__What needs to be done__
In the material below, the lines containing the word "this" are required; copy each of them.

Recorded data
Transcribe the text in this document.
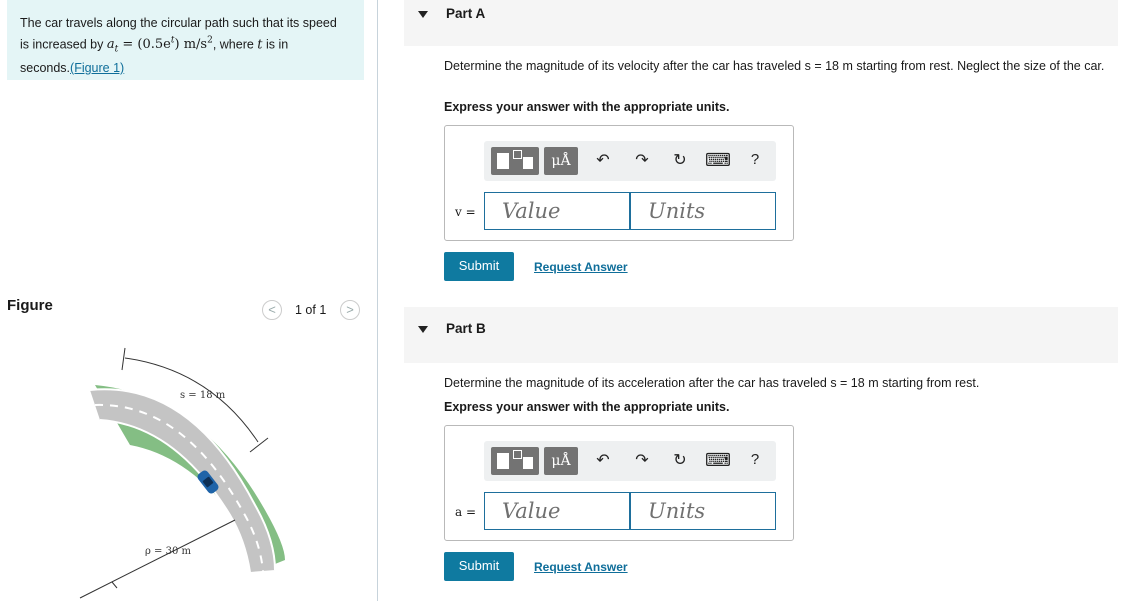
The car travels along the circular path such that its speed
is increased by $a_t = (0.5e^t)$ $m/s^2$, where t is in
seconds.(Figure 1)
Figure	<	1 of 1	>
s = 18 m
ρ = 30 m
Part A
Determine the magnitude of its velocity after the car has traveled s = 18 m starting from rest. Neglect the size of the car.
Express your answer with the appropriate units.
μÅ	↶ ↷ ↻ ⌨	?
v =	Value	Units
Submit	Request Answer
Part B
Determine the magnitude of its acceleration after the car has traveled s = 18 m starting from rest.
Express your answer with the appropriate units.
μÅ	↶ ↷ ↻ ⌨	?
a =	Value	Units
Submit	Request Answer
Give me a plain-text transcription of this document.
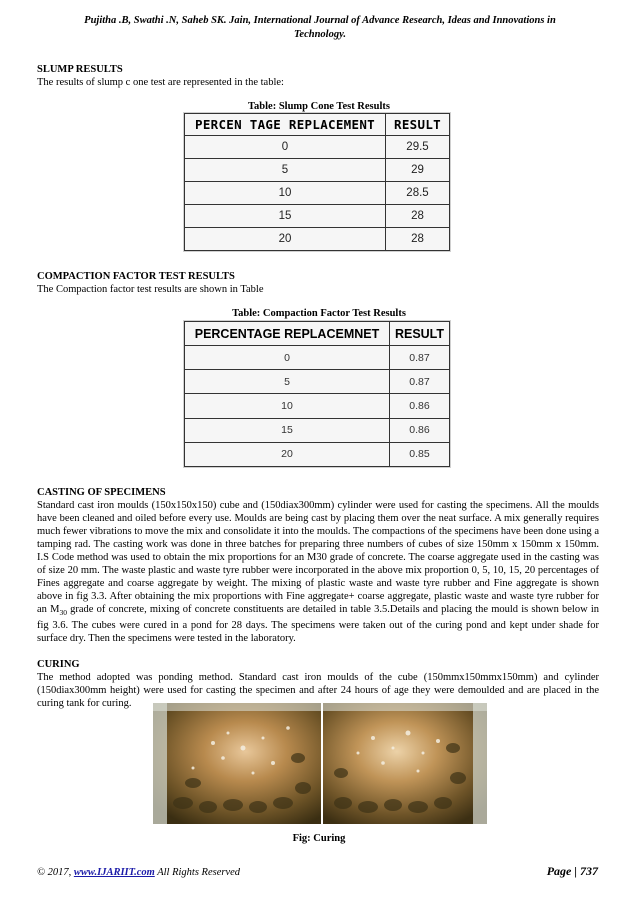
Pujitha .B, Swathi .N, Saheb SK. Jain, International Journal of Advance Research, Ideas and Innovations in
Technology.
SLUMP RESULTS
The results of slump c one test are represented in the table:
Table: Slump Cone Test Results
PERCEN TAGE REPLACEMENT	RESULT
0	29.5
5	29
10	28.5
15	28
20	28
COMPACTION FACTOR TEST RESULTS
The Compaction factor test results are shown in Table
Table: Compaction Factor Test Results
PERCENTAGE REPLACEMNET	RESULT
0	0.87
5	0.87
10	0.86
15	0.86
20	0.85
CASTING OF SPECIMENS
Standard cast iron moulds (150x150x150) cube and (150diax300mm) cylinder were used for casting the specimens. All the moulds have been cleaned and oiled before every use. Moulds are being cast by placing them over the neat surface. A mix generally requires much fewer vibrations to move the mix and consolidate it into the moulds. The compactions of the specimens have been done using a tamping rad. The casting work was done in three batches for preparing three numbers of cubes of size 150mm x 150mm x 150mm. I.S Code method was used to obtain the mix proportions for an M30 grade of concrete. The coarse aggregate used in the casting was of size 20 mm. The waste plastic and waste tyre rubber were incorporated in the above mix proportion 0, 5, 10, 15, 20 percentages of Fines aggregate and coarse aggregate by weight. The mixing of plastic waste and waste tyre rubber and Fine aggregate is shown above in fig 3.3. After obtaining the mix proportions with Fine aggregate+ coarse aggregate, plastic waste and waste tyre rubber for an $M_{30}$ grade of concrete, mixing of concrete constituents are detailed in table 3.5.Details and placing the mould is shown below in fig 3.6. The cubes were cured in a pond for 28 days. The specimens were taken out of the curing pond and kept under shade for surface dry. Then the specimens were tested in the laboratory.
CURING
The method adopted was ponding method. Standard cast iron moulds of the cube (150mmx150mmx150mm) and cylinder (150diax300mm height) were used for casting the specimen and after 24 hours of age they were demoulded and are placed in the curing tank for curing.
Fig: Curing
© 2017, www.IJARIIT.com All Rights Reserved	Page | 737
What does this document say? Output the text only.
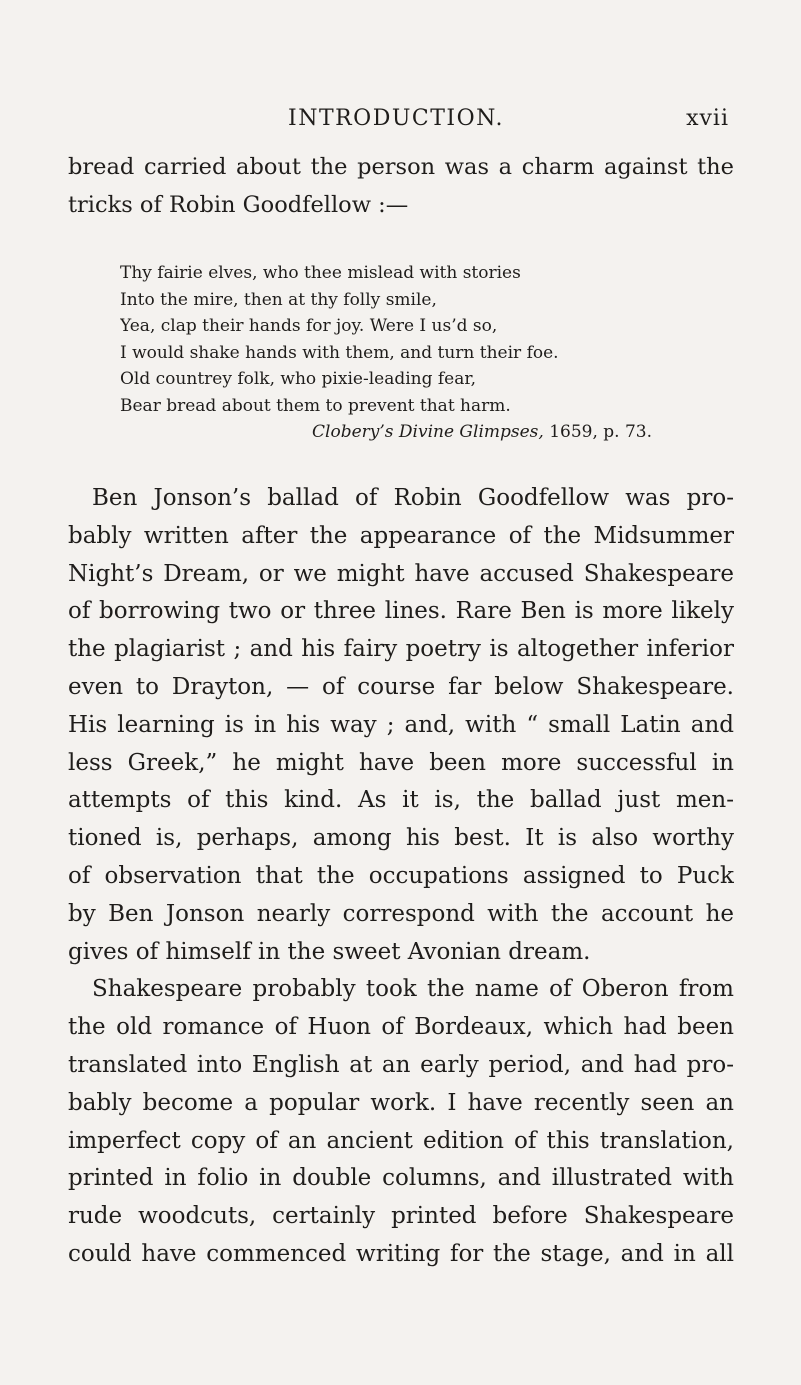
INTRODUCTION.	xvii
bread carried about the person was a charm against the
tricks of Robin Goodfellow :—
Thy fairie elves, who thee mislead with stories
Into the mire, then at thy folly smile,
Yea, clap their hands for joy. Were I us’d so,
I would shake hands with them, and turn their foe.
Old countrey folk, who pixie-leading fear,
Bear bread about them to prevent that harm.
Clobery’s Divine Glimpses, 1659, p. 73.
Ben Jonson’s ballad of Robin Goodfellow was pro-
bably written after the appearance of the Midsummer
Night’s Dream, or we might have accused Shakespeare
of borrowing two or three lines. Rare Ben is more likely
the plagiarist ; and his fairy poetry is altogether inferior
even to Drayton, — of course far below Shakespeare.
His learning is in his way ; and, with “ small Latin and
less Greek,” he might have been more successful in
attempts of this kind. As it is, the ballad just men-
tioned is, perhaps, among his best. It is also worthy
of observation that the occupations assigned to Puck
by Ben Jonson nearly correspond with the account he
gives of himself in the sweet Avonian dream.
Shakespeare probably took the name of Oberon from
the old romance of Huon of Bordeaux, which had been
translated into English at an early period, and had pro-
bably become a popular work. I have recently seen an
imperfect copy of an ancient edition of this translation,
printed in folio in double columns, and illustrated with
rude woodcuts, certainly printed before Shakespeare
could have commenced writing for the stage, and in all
...
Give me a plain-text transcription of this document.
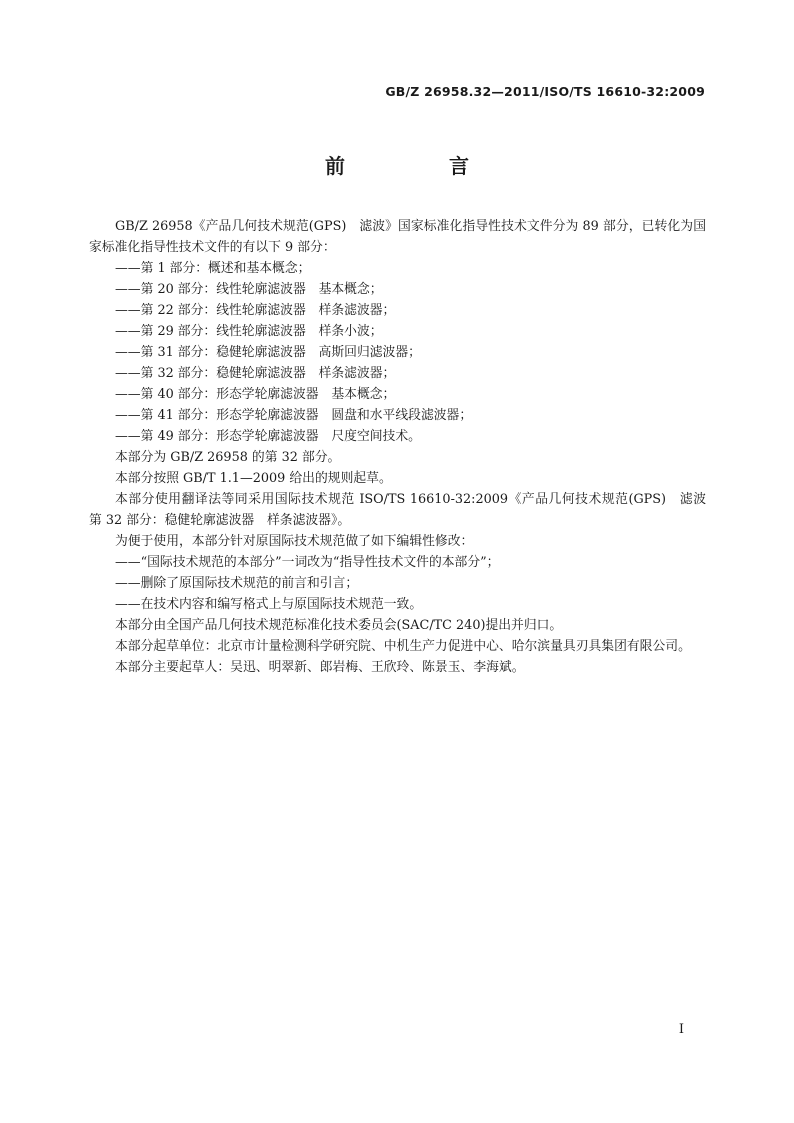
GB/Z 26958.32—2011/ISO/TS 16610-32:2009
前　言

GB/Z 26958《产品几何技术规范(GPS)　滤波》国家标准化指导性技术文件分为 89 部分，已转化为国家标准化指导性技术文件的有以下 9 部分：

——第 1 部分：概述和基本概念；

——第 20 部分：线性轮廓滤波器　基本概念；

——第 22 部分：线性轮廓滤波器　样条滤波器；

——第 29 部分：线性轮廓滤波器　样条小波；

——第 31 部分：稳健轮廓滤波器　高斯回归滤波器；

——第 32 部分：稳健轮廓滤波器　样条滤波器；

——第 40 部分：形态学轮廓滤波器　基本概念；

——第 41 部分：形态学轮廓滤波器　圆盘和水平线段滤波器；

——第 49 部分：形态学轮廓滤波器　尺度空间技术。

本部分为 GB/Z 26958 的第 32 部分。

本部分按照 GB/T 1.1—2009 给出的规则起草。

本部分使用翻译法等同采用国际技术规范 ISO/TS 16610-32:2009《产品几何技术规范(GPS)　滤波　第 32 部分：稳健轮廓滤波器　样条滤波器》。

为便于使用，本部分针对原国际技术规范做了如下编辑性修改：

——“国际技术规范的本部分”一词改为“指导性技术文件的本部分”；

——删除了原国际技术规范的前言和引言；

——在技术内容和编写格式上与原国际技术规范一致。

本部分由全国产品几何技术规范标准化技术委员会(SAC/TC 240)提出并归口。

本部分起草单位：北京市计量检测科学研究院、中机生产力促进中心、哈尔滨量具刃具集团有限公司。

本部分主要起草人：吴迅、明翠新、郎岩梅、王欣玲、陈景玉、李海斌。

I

__Worked solution__
Transcribe the text in this document.
Give me a plain-text transcription of this document.
What does this document say? Output the text only.
attempts of this kind. As it is, the ballad just men-
imperfect copy of an ancient edition of this translation,
Give me a plain-text transcription of this document.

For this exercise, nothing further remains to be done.